Dataset records -
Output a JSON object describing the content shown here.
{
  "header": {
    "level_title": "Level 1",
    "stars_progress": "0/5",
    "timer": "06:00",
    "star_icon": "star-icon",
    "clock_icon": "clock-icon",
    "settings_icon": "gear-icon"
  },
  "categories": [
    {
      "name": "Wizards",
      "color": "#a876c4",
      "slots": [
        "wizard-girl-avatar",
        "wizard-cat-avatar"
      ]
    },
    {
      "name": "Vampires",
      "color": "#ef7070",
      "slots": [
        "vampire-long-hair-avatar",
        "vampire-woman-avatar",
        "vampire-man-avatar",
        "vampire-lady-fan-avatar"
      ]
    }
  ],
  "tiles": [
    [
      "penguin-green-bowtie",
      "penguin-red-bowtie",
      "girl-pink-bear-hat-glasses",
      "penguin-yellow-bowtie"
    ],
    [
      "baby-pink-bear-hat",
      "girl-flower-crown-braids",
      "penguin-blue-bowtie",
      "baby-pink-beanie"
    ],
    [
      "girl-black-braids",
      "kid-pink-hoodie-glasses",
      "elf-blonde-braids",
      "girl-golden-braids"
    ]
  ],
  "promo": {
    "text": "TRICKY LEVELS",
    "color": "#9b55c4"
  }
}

Brief -
Copy out each line in the preceding records that contains "bear".

Final answer -
      "girl-pink-bear-hat-glasses",
      "baby-pink-bear-hat",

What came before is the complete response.